## [Dataset records]
________________________________________
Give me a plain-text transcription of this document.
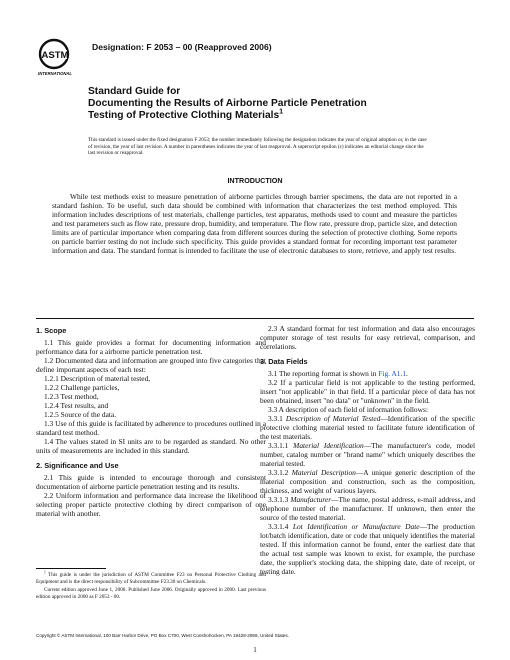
ASTM
INTERNATIONAL
Designation: F 2053 – 00 (Reapproved 2006)
Standard Guide for
Documenting the Results of Airborne Particle Penetration
Testing of Protective Clothing Materials$^1$
This standard is issued under the fixed designation F 2053; the number immediately following the designation indicates the year of original adoption or, in the case of revision, the year of last revision. A number in parentheses indicates the year of last reapproval. A superscript epsilon (ε) indicates an editorial change since the last revision or reapproval.
INTRODUCTION

While test methods exist to measure penetration of airborne particles through barrier specimens, the data are not reported in a standard fashion. To be useful, such data should be combined with information that characterizes the test method employed. This information includes descriptions of test materials, challenge particles, test apparatus, methods used to count and measure the particles and test parameters such as flow rate, pressure drop, humidity, and temperature. The flow rate, pressure drop, particle size, and detection limits are of particular importance when comparing data from different sources during the selection of protective clothing. Some reports on particle barrier testing do not include such specificity. This guide provides a standard format for recording important test parameter information and data. The standard format is intended to facilitate the use of electronic databases to store, retrieve, and apply test results.

1. Scope

1.1 This guide provides a format for documenting information and performance data for a airborne particle penetration test.

1.2 Documented data and information are grouped into five categories that define important aspects of each test:

1.2.1 Description of material tested,

1.2.2 Challenge particles,

1.2.3 Test method,

1.2.4 Test results, and

1.2.5 Source of the data.

1.3 Use of this guide is facilitated by adherence to procedures outlined in a standard test method.

1.4 The values stated in SI units are to be regarded as standard. No other units of measurements are included in this standard.

2. Significance and Use

2.1 This guide is intended to encourage thorough and consistent documentation of airborne particle penetration testing and its results.

2.2 Uniform information and performance data increase the likelihood of selecting proper particle protective clothing by direct comparison of one material with another.

$^1$ This guide is under the jurisdiction of ASTM Committee F23 on Personal Protective Clothing and Equipment and is the direct responsibility of Subcommittee F23.30 on Chemicals.

Current edition approved June 1, 2006. Published June 2006. Originally approved in 2000. Last previous edition approved in 2000 as F 2053 - 00.

2.3 A standard format for test information and data also encourages computer storage of test results for easy retrieval, comparison, and correlations.

3. Data Fields

3.1 The reporting format is shown in Fig. A1.1.

3.2 If a particular field is not applicable to the testing performed, insert "not applicable" in that field. If a particular piece of data has not been obtained, insert "no data" or "unknown" in the field.

3.3 A description of each field of information follows:

3.3.1 Description of Material Tested—Identification of the specific protective clothing material tested to facilitate future identification of the test materials.

3.3.1.1 Material Identification—The manufacturer's code, model number, catalog number or "brand name" which uniquely describes the material tested.

3.3.1.2 Material Description—A unique generic description of the material composition and construction, such as the composition, thickness, and weight of various layers.

3.3.1.3 Manufacturer—The name, postal address, e-mail address, and telephone number of the manufacturer. If unknown, then enter the source of the tested material.

3.3.1.4 Lot Identification or Manufacture Date—The production lot/batch identification, date or code that uniquely identifies the material tested. If this information cannot be found, enter the earliest date that the actual test sample was known to exist, for example, the purchase date, the supplier's stocking data, the shipping date, date of receipt, or testing date.

Copyright © ASTM International, 100 Barr Harbor Drive, PO Box C700, West Conshohocken, PA 19428-2959, United States.
1
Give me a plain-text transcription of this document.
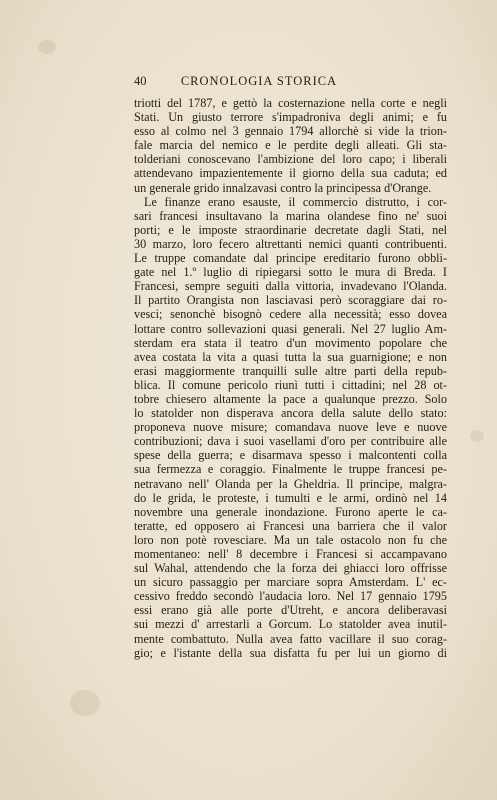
40	CRONOLOGIA STORICA
triotti del 1787, e gettò la costernazione nella corte e negli
Stati. Un giusto terrore s'impadroniva degli animi; e fu
esso al colmo nel 3 gennaio 1794 allorchè si vide la trion-
fale marcia del nemico e le perdite degli alleati. Gli sta-
tolderiani conoscevano l'ambizione del loro capo; i liberali
attendevano impazientemente il giorno della sua caduta; ed
un generale grido innalzavasi contro la principessa d'Orange.
Le finanze erano esauste, il commercio distrutto, i cor-
sari francesi insultavano la marina olandese fino ne' suoi
porti; e le imposte straordinarie decretate dagli Stati, nel
30 marzo, loro fecero altrettanti nemici quanti contribuenti.
Le truppe comandate dal principe ereditario furono obbli-
gate nel 1.º luglio di ripiegarsi sotto le mura di Breda. I
Francesi, sempre seguiti dalla vittoria, invadevano l'Olanda.
Il partito Orangista non lasciavasi però scoraggiare dai ro-
vesci; senonchè bisognò cedere alla necessità; esso dovea
lottare contro sollevazioni quasi generali. Nel 27 luglio Am-
sterdam era stata il teatro d'un movimento popolare che
avea costata la vita a quasi tutta la sua guarnigione; e non
erasi maggiormente tranquilli sulle altre parti della repub-
blica. Il comune pericolo riunì tutti i cittadini; nel 28 ot-
tobre chiesero altamente la pace a qualunque prezzo. Solo
lo statolder non disperava ancora della salute dello stato:
proponeva nuove misure; comandava nuove leve e nuove
contribuzioni; dava i suoi vasellami d'oro per contribuire alle
spese della guerra; e disarmava spesso i malcontenti colla
sua fermezza e coraggio. Finalmente le truppe francesi pe-
netravano nell' Olanda per la Gheldria. Il principe, malgra-
do le grida, le proteste, i tumulti e le armi, ordinò nel 14
novembre una generale inondazione. Furono aperte le ca-
teratte, ed opposero ai Francesi una barriera che il valor
loro non potè rovesciare. Ma un tale ostacolo non fu che
momentaneo: nell' 8 decembre i Francesi si accampavano
sul Wahal, attendendo che la forza dei ghiacci loro offrisse
un sicuro passaggio per marciare sopra Amsterdam. L' ec-
cessivo freddo secondò l'audacia loro. Nel 17 gennaio 1795
essi erano già alle porte d'Utreht, e ancora deliberavasi
sui mezzi d' arrestarli a Gorcum. Lo statolder avea inutil-
mente combattuto. Nulla avea fatto vacillare il suo corag-
gio; e l'istante della sua disfatta fu per lui un giorno di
________________________________________
## [TASK DIRECTIONS]
The pictures in the entries should be left out; output everything else exactly.

## [FINISHED ANSWER]
Give me a plain-text transcription of this document.
ASTM
INTERNATIONAL
Designation: F 2053 – 00 (Reapproved 2006)
Standard Guide for
Documenting the Results of Airborne Particle Penetration
Testing of Protective Clothing Materials$^1$
This standard is issued under the fixed designation F 2053; the number immediately following the designation indicates the year of original adoption or, in the case of revision, the year of last revision. A number in parentheses indicates the year of last reapproval. A superscript epsilon (ε) indicates an editorial change since the last revision or reapproval.
INTRODUCTION

While test methods exist to measure penetration of airborne particles through barrier specimens, the data are not reported in a standard fashion. To be useful, such data should be combined with information that characterizes the test method employed. This information includes descriptions of test materials, challenge particles, test apparatus, methods used to count and measure the particles and test parameters such as flow rate, pressure drop, humidity, and temperature. The flow rate, pressure drop, particle size, and detection limits are of particular importance when comparing data from different sources during the selection of protective clothing. Some reports on particle barrier testing do not include such specificity. This guide provides a standard format for recording important test parameter information and data. The standard format is intended to facilitate the use of electronic databases to store, retrieve, and apply test results.

1. Scope

1.1 This guide provides a format for documenting information and performance data for a airborne particle penetration test.

1.2 Documented data and information are grouped into five categories that define important aspects of each test:

1.2.1 Description of material tested,

1.2.2 Challenge particles,

1.2.3 Test method,

1.2.4 Test results, and

1.2.5 Source of the data.

1.3 Use of this guide is facilitated by adherence to procedures outlined in a standard test method.

1.4 The values stated in SI units are to be regarded as standard. No other units of measurements are included in this standard.

2. Significance and Use

2.1 This guide is intended to encourage thorough and consistent documentation of airborne particle penetration testing and its results.

2.2 Uniform information and performance data increase the likelihood of selecting proper particle protective clothing by direct comparison of one material with another.

$^1$ This guide is under the jurisdiction of ASTM Committee F23 on Personal Protective Clothing and Equipment and is the direct responsibility of Subcommittee F23.30 on Chemicals.

Current edition approved June 1, 2006. Published June 2006. Originally approved in 2000. Last previous edition approved in 2000 as F 2053 - 00.

2.3 A standard format for test information and data also encourages computer storage of test results for easy retrieval, comparison, and correlations.

3. Data Fields

3.1 The reporting format is shown in Fig. A1.1.

3.2 If a particular field is not applicable to the testing performed, insert "not applicable" in that field. If a particular piece of data has not been obtained, insert "no data" or "unknown" in the field.

3.3 A description of each field of information follows:

3.3.1 Description of Material Tested—Identification of the specific protective clothing material tested to facilitate future identification of the test materials.

3.3.1.1 Material Identification—The manufacturer's code, model number, catalog number or "brand name" which uniquely describes the material tested.

3.3.1.2 Material Description—A unique generic description of the material composition and construction, such as the composition, thickness, and weight of various layers.

3.3.1.3 Manufacturer—The name, postal address, e-mail address, and telephone number of the manufacturer. If unknown, then enter the source of the tested material.

3.3.1.4 Lot Identification or Manufacture Date—The production lot/batch identification, date or code that uniquely identifies the material tested. If this information cannot be found, enter the earliest date that the actual test sample was known to exist, for example, the purchase date, the supplier's stocking data, the shipping date, date of receipt, or testing date.

Copyright © ASTM International, 100 Barr Harbor Drive, PO Box C700, West Conshohocken, PA 19428-2959, United States.
1
Give me a plain-text transcription of this document.
40	CRONOLOGIA STORICA
triotti del 1787, e gettò la costernazione nella corte e negli
Stati. Un giusto terrore s'impadroniva degli animi; e fu
esso al colmo nel 3 gennaio 1794 allorchè si vide la trion-
fale marcia del nemico e le perdite degli alleati. Gli sta-
tolderiani conoscevano l'ambizione del loro capo; i liberali
attendevano impazientemente il giorno della sua caduta; ed
un generale grido innalzavasi contro la principessa d'Orange.
Le finanze erano esauste, il commercio distrutto, i cor-
sari francesi insultavano la marina olandese fino ne' suoi
porti; e le imposte straordinarie decretate dagli Stati, nel
30 marzo, loro fecero altrettanti nemici quanti contribuenti.
Le truppe comandate dal principe ereditario furono obbli-
gate nel 1.º luglio di ripiegarsi sotto le mura di Breda. I
Francesi, sempre seguiti dalla vittoria, invadevano l'Olanda.
Il partito Orangista non lasciavasi però scoraggiare dai ro-
vesci; senonchè bisognò cedere alla necessità; esso dovea
lottare contro sollevazioni quasi generali. Nel 27 luglio Am-
sterdam era stata il teatro d'un movimento popolare che
avea costata la vita a quasi tutta la sua guarnigione; e non
erasi maggiormente tranquilli sulle altre parti della repub-
blica. Il comune pericolo riunì tutti i cittadini; nel 28 ot-
tobre chiesero altamente la pace a qualunque prezzo. Solo
lo statolder non disperava ancora della salute dello stato:
proponeva nuove misure; comandava nuove leve e nuove
contribuzioni; dava i suoi vasellami d'oro per contribuire alle
spese della guerra; e disarmava spesso i malcontenti colla
sua fermezza e coraggio. Finalmente le truppe francesi pe-
netravano nell' Olanda per la Gheldria. Il principe, malgra-
do le grida, le proteste, i tumulti e le armi, ordinò nel 14
novembre una generale inondazione. Furono aperte le ca-
teratte, ed opposero ai Francesi una barriera che il valor
loro non potè rovesciare. Ma un tale ostacolo non fu che
momentaneo: nell' 8 decembre i Francesi si accampavano
sul Wahal, attendendo che la forza dei ghiacci loro offrisse
un sicuro passaggio per marciare sopra Amsterdam. L' ec-
cessivo freddo secondò l'audacia loro. Nel 17 gennaio 1795
essi erano già alle porte d'Utreht, e ancora deliberavasi
sui mezzi d' arrestarli a Gorcum. Lo statolder avea inutil-
mente combattuto. Nulla avea fatto vacillare il suo corag-
gio; e l'istante della sua disfatta fu per lui un giorno di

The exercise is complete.